━━ Supplied records
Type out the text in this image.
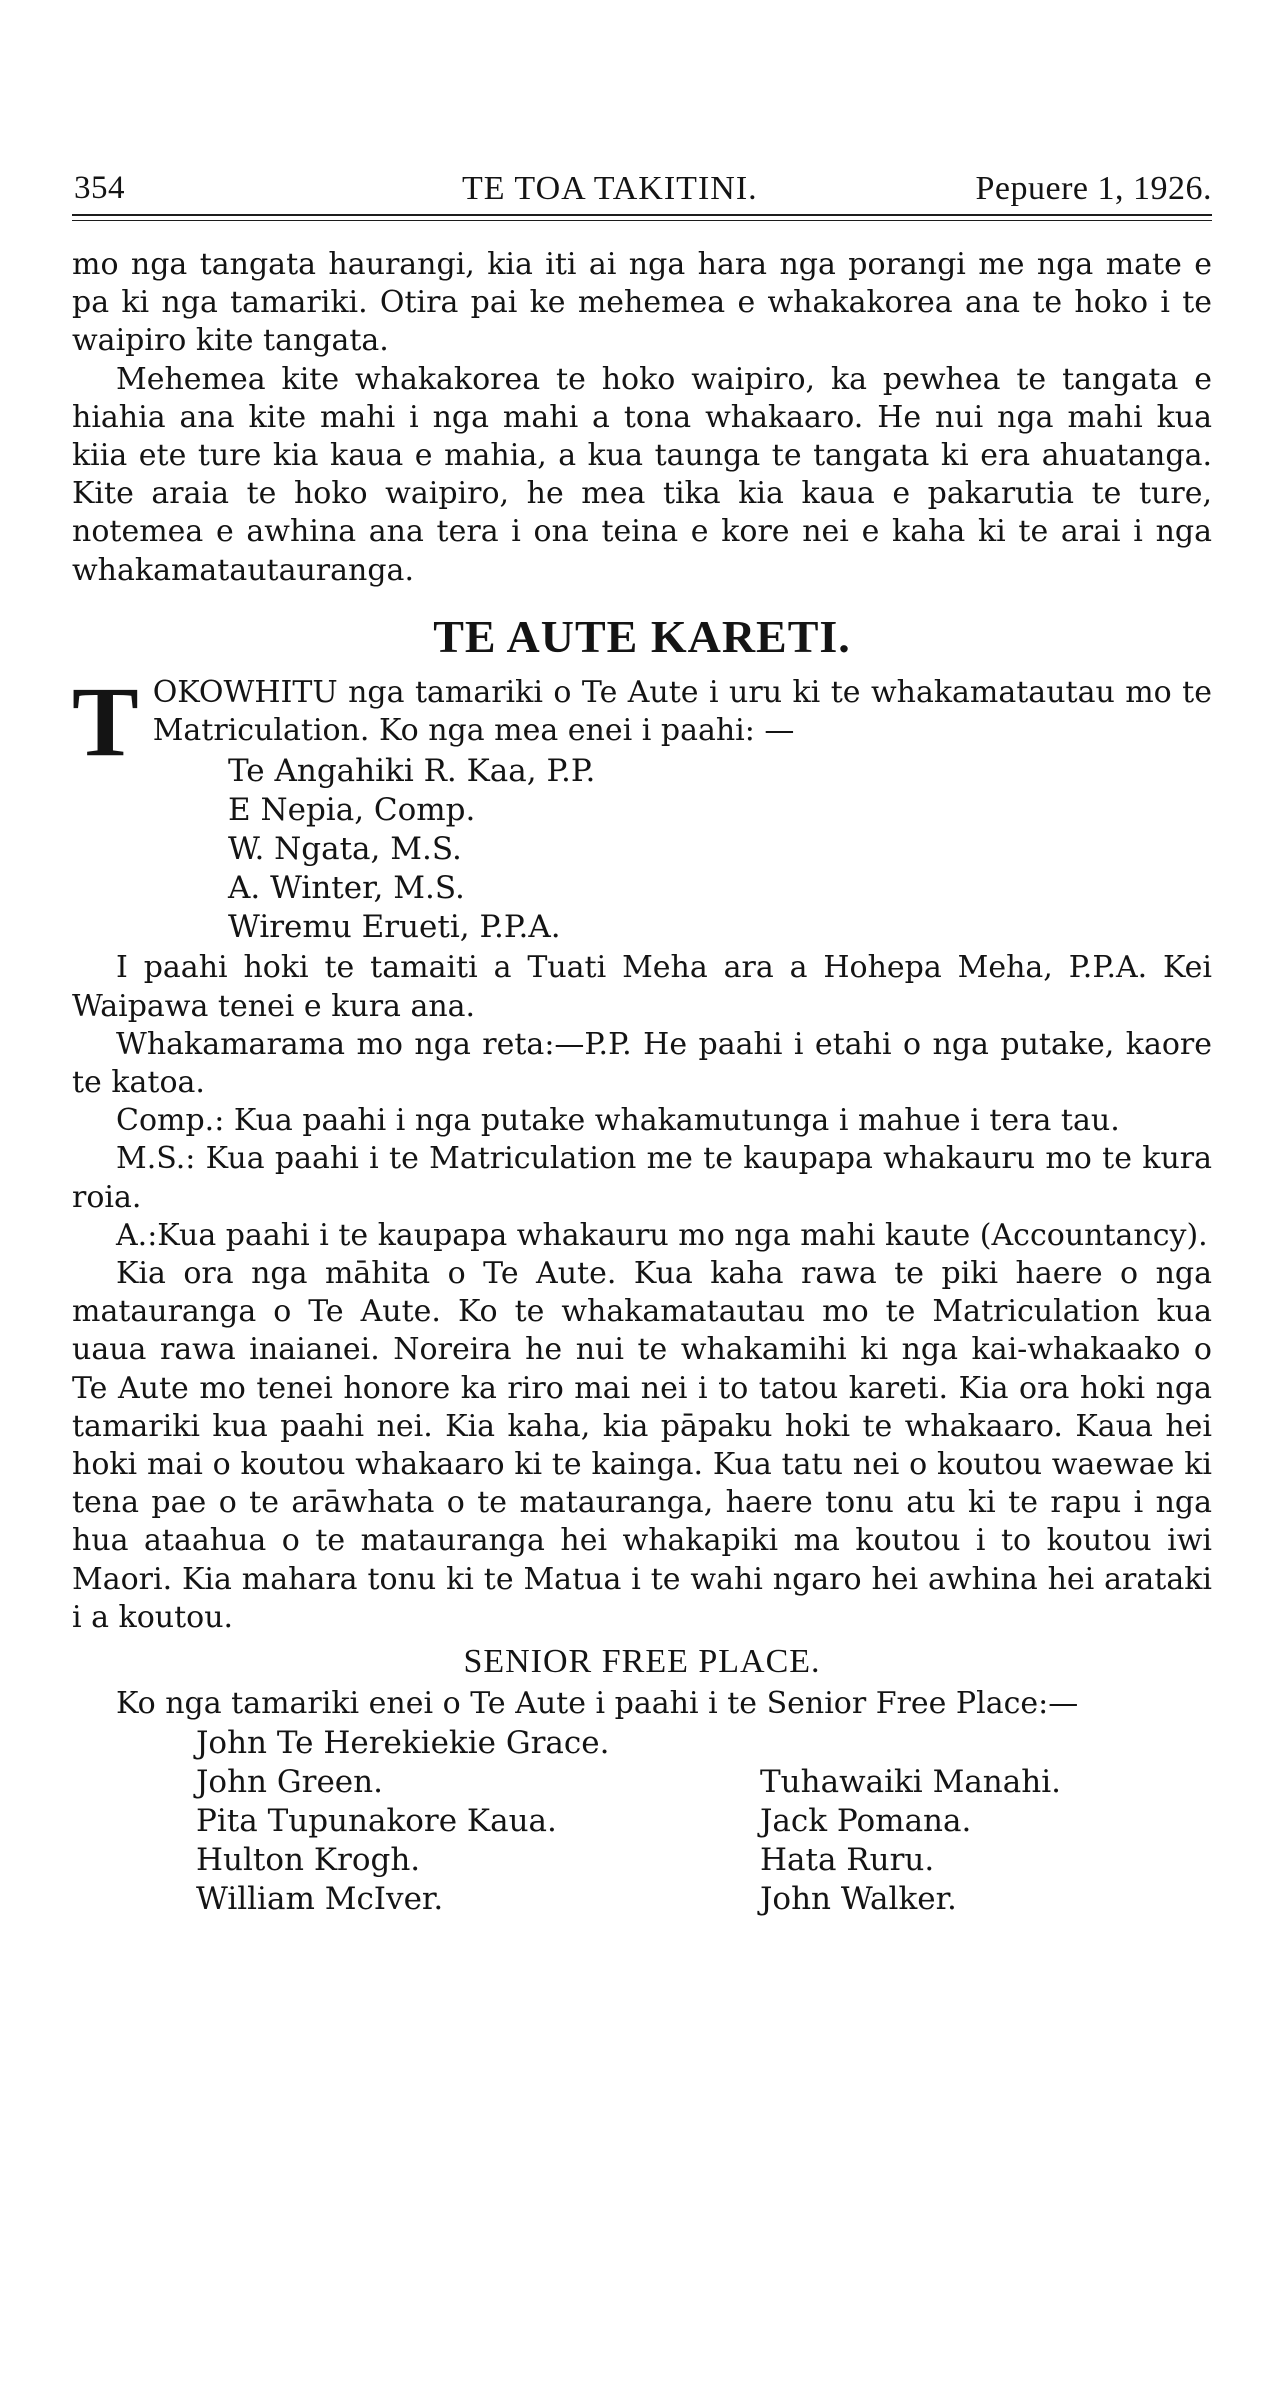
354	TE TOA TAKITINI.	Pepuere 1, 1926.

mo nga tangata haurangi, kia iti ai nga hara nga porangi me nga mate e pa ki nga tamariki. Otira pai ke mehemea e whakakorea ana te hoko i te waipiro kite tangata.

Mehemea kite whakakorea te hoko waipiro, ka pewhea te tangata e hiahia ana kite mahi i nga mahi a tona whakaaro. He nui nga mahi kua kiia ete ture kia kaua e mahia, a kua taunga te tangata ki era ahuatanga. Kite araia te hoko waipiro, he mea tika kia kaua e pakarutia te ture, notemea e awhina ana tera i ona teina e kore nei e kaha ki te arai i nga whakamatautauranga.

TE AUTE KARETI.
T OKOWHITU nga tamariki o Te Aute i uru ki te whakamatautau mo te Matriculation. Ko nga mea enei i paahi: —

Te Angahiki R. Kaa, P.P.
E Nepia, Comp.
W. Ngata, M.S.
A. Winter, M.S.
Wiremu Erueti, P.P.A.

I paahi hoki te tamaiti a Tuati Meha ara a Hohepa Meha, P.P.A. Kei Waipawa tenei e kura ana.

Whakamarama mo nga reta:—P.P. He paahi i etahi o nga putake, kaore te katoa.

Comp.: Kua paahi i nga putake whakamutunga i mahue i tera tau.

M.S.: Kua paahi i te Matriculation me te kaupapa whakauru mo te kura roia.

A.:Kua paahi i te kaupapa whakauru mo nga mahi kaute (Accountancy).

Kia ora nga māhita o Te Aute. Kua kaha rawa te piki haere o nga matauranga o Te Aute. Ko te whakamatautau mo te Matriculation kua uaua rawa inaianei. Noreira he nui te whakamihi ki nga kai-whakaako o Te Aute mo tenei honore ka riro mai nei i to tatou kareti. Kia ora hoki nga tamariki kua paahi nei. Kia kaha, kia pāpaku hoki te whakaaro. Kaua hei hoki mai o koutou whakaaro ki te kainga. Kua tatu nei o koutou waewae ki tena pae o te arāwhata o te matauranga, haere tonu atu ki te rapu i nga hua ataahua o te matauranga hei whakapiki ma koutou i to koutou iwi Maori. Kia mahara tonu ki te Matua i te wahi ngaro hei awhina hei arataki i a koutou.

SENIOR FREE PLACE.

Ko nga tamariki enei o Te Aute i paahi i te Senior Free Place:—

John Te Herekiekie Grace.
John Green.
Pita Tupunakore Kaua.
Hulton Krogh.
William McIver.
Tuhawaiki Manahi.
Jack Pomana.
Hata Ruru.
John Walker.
━━━━
Transcribe each line above verbatim, with the pictures left out.

**Answer for the task**
Type out the text in this image.
354	TE TOA TAKITINI.	Pepuere 1, 1926.

mo nga tangata haurangi, kia iti ai nga hara nga porangi me nga mate e pa ki nga tamariki. Otira pai ke mehemea e whakakorea ana te hoko i te waipiro kite tangata.

Mehemea kite whakakorea te hoko waipiro, ka pewhea te tangata e hiahia ana kite mahi i nga mahi a tona whakaaro. He nui nga mahi kua kiia ete ture kia kaua e mahia, a kua taunga te tangata ki era ahuatanga. Kite araia te hoko waipiro, he mea tika kia kaua e pakarutia te ture, notemea e awhina ana tera i ona teina e kore nei e kaha ki te arai i nga whakamatautauranga.

TE AUTE KARETI.
T OKOWHITU nga tamariki o Te Aute i uru ki te whakamatautau mo te Matriculation. Ko nga mea enei i paahi: —

Te Angahiki R. Kaa, P.P.
E Nepia, Comp.
W. Ngata, M.S.
A. Winter, M.S.
Wiremu Erueti, P.P.A.

I paahi hoki te tamaiti a Tuati Meha ara a Hohepa Meha, P.P.A. Kei Waipawa tenei e kura ana.

Whakamarama mo nga reta:—P.P. He paahi i etahi o nga putake, kaore te katoa.

Comp.: Kua paahi i nga putake whakamutunga i mahue i tera tau.

M.S.: Kua paahi i te Matriculation me te kaupapa whakauru mo te kura roia.

A.:Kua paahi i te kaupapa whakauru mo nga mahi kaute (Accountancy).

Kia ora nga māhita o Te Aute. Kua kaha rawa te piki haere o nga matauranga o Te Aute. Ko te whakamatautau mo te Matriculation kua uaua rawa inaianei. Noreira he nui te whakamihi ki nga kai-whakaako o Te Aute mo tenei honore ka riro mai nei i to tatou kareti. Kia ora hoki nga tamariki kua paahi nei. Kia kaha, kia pāpaku hoki te whakaaro. Kaua hei hoki mai o koutou whakaaro ki te kainga. Kua tatu nei o koutou waewae ki tena pae o te arāwhata o te matauranga, haere tonu atu ki te rapu i nga hua ataahua o te matauranga hei whakapiki ma koutou i to koutou iwi Maori. Kia mahara tonu ki te Matua i te wahi ngaro hei awhina hei arataki i a koutou.

SENIOR FREE PLACE.

Ko nga tamariki enei o Te Aute i paahi i te Senior Free Place:—

John Te Herekiekie Grace.
John Green.
Pita Tupunakore Kaua.
Hulton Krogh.
William McIver.
Tuhawaiki Manahi.
Jack Pomana.
Hata Ruru.
John Walker.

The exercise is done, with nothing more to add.